**Provided records:**
╭──
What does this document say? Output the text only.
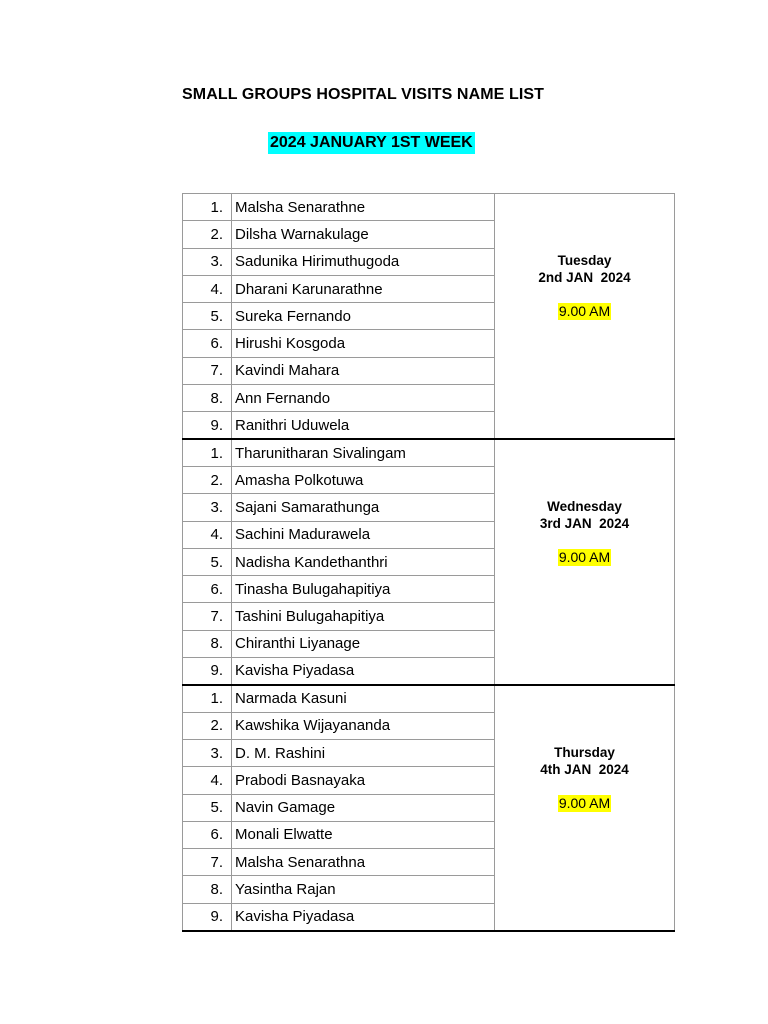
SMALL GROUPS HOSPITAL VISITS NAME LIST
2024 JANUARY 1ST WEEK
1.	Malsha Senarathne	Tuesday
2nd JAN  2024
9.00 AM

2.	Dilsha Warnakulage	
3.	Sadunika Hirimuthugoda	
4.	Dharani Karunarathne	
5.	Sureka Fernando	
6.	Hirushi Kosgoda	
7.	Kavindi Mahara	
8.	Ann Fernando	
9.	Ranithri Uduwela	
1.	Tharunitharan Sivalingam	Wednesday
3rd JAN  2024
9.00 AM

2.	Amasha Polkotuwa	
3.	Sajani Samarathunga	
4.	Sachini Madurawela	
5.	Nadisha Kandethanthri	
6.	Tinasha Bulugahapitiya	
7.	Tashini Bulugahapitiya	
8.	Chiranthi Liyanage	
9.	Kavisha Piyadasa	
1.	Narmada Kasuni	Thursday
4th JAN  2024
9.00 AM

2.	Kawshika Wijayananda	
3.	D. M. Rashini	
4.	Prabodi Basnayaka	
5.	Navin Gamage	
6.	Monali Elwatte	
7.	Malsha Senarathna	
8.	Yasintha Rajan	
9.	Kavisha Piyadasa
╰──
╭──
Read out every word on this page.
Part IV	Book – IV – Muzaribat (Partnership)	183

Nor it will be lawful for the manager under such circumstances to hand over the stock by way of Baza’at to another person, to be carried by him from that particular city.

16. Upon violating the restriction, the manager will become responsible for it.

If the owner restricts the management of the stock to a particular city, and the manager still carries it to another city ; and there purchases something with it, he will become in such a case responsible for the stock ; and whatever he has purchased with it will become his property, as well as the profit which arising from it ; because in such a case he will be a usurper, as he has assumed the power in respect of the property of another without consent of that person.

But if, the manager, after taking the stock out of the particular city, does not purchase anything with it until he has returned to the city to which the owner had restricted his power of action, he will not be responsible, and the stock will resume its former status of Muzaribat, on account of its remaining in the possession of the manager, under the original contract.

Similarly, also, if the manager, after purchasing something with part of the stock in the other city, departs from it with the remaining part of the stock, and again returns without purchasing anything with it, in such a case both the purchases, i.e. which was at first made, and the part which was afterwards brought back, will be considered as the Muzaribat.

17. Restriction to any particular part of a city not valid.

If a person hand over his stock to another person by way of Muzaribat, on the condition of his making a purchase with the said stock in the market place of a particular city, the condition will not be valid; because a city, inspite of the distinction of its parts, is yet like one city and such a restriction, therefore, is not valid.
╰──
**What you are asked to do:**
State only how many lines in the material include "stock".

**Task solution:**
5